- _The problem_
State the number of lines with the string "stroke" in them, and nothing else.
[BEGIN]
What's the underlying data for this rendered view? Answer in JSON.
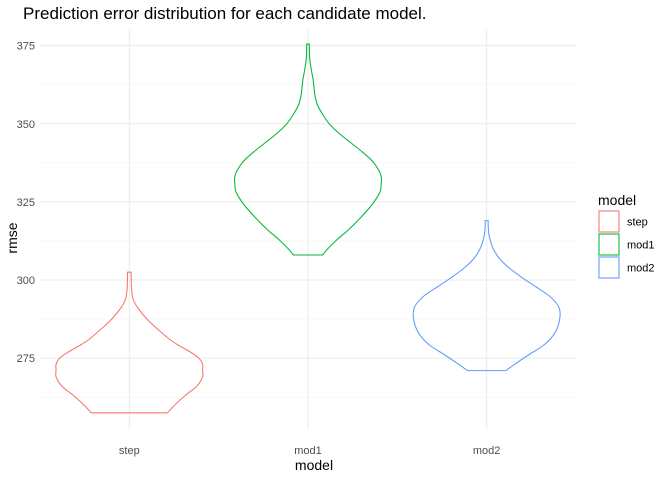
{
  "chart_data": {
    "type": "violin",
    "title": "Prediction error distribution for each candidate model.",
    "xlabel": "model",
    "ylabel": "rmse",
    "categories": [
      "step",
      "mod1",
      "mod2"
    ],
    "ylim": [
      252,
      380
    ],
    "yticks": [
      275,
      300,
      325,
      350,
      375
    ],
    "grid": true,
    "legend": {
      "title": "model",
      "position": "right",
      "entries": [
        "step",
        "mod1",
        "mod2"
      ]
    },
    "series": [
      {
        "name": "step",
        "color": "#F8766D",
        "min": 257.5,
        "max": 302.5,
        "density": [
          [
            257.5,
            0.52
          ],
          [
            260,
            0.62
          ],
          [
            263,
            0.76
          ],
          [
            266,
            0.92
          ],
          [
            269,
            1.0
          ],
          [
            271,
            1.0
          ],
          [
            273,
            1.0
          ],
          [
            275,
            0.95
          ],
          [
            277,
            0.83
          ],
          [
            279,
            0.68
          ],
          [
            281,
            0.55
          ],
          [
            284,
            0.4
          ],
          [
            287,
            0.26
          ],
          [
            290,
            0.15
          ],
          [
            292,
            0.09
          ],
          [
            294,
            0.05
          ],
          [
            296,
            0.035
          ],
          [
            298,
            0.028
          ],
          [
            300,
            0.026
          ],
          [
            302.5,
            0.024
          ]
        ]
      },
      {
        "name": "mod1",
        "color": "#00BA38",
        "min": 308,
        "max": 375.5,
        "density": [
          [
            308,
            0.2
          ],
          [
            310,
            0.27
          ],
          [
            313,
            0.4
          ],
          [
            316,
            0.55
          ],
          [
            320,
            0.72
          ],
          [
            324,
            0.87
          ],
          [
            328,
            0.98
          ],
          [
            331,
            1.0
          ],
          [
            333,
            1.0
          ],
          [
            335,
            0.97
          ],
          [
            338,
            0.88
          ],
          [
            341,
            0.74
          ],
          [
            344,
            0.58
          ],
          [
            347,
            0.42
          ],
          [
            350,
            0.29
          ],
          [
            353,
            0.2
          ],
          [
            356,
            0.13
          ],
          [
            359,
            0.095
          ],
          [
            362,
            0.08
          ],
          [
            364,
            0.07
          ],
          [
            366,
            0.055
          ],
          [
            368,
            0.04
          ],
          [
            370,
            0.028
          ],
          [
            372,
            0.02
          ],
          [
            375.5,
            0.018
          ]
        ]
      },
      {
        "name": "mod2",
        "color": "#619CFF",
        "min": 271,
        "max": 319,
        "density": [
          [
            271,
            0.26
          ],
          [
            273,
            0.38
          ],
          [
            276,
            0.57
          ],
          [
            279,
            0.77
          ],
          [
            282,
            0.9
          ],
          [
            285,
            0.97
          ],
          [
            288,
            1.0
          ],
          [
            290,
            1.0
          ],
          [
            292,
            0.97
          ],
          [
            295,
            0.85
          ],
          [
            298,
            0.66
          ],
          [
            301,
            0.47
          ],
          [
            304,
            0.3
          ],
          [
            307,
            0.17
          ],
          [
            310,
            0.09
          ],
          [
            313,
            0.045
          ],
          [
            315,
            0.028
          ],
          [
            317,
            0.022
          ],
          [
            319,
            0.02
          ]
        ]
      }
    ]
  }
}
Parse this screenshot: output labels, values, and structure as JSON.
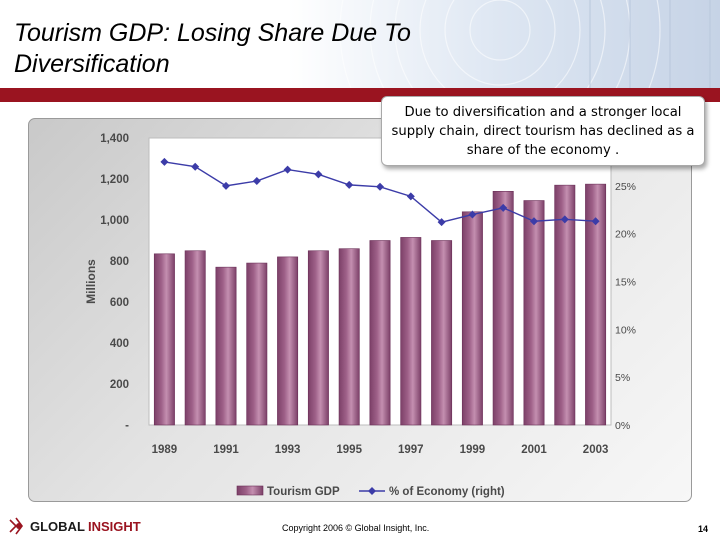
{
  "slide": {
    "title_line1": "Tourism GDP:  Losing Share Due To",
    "title_line2": "Diversification",
    "callout": "Due to diversification and a stronger local supply chain, direct tourism has declined as a share of the economy .",
    "copyright": "Copyright 2006 © Global Insight, Inc.",
    "page_number": "14",
    "logo": {
      "word1": "GLOBAL",
      "word2": "INSIGHT"
    }
  },
  "colors": {
    "bar_fill": "#9e6088",
    "line": "#3c3ca8",
    "header_rule": "#9a1420"
  },
  "chart_data": {
    "type": "bar",
    "years": [
      1989,
      1990,
      1991,
      1992,
      1993,
      1994,
      1995,
      1996,
      1997,
      1998,
      1999,
      2000,
      2001,
      2002,
      2003
    ],
    "x_tick_labels": [
      "1989",
      "1991",
      "1993",
      "1995",
      "1997",
      "1999",
      "2001",
      "2003"
    ],
    "ylabel": "Millions",
    "ylim": [
      0,
      1400
    ],
    "y_tick_labels": [
      "-",
      "200",
      "400",
      "600",
      "800",
      "1,000",
      "1,200",
      "1,400"
    ],
    "y2lim": [
      0,
      0.3
    ],
    "y2_tick_labels": [
      "0%",
      "5%",
      "10%",
      "15%",
      "20%",
      "25%"
    ],
    "grid": false,
    "legend_position": "bottom",
    "series": [
      {
        "name": "Tourism GDP",
        "type": "bar",
        "axis": "left",
        "values": [
          835,
          850,
          770,
          790,
          820,
          850,
          860,
          900,
          915,
          900,
          1040,
          1140,
          1095,
          1170,
          1175
        ]
      },
      {
        "name": "% of Economy (right)",
        "type": "line",
        "axis": "right",
        "values": [
          0.275,
          0.27,
          0.25,
          0.255,
          0.267,
          0.262,
          0.251,
          0.249,
          0.239,
          0.212,
          0.22,
          0.227,
          0.213,
          0.215,
          0.213
        ]
      }
    ]
  }
}
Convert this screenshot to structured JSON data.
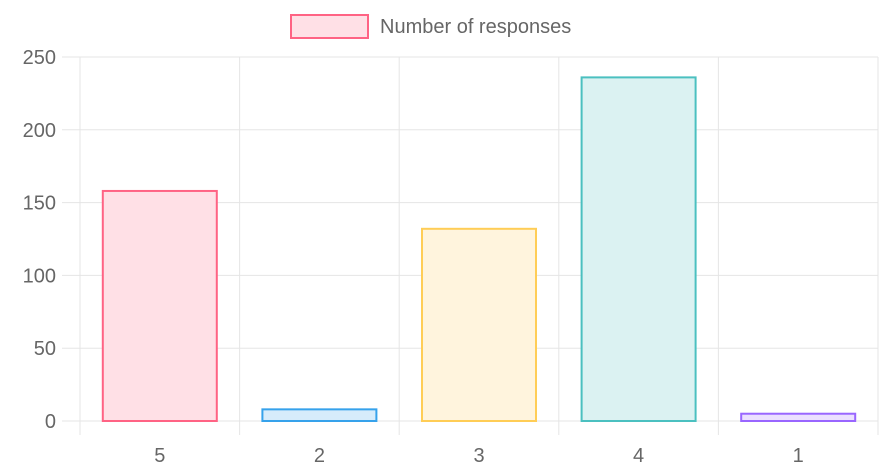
{
  "chart_data": {
    "type": "bar",
    "categories": [
      "5",
      "2",
      "3",
      "4",
      "1"
    ],
    "series": [
      {
        "name": "Number of responses",
        "values": [
          158,
          8,
          132,
          236,
          5
        ]
      }
    ],
    "ylim": [
      0,
      250
    ],
    "yticks": [
      "0",
      "50",
      "100",
      "150",
      "200",
      "250"
    ],
    "grid": true,
    "legend_position": "top-center",
    "bar_colors": [
      {
        "fill": "#ffe0e6",
        "stroke": "#ff6384"
      },
      {
        "fill": "#d7ecfb",
        "stroke": "#36a2eb"
      },
      {
        "fill": "#fff4dd",
        "stroke": "#ffcd56"
      },
      {
        "fill": "#dbf2f2",
        "stroke": "#4bc0c0"
      },
      {
        "fill": "#ebe0ff",
        "stroke": "#9966ff"
      }
    ],
    "legend_swatch": {
      "fill": "#ffe0e6",
      "stroke": "#ff6384"
    },
    "grid_color": "#e5e5e5",
    "text_color": "#666666"
  }
}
[END]
- _Response to the exercise_
6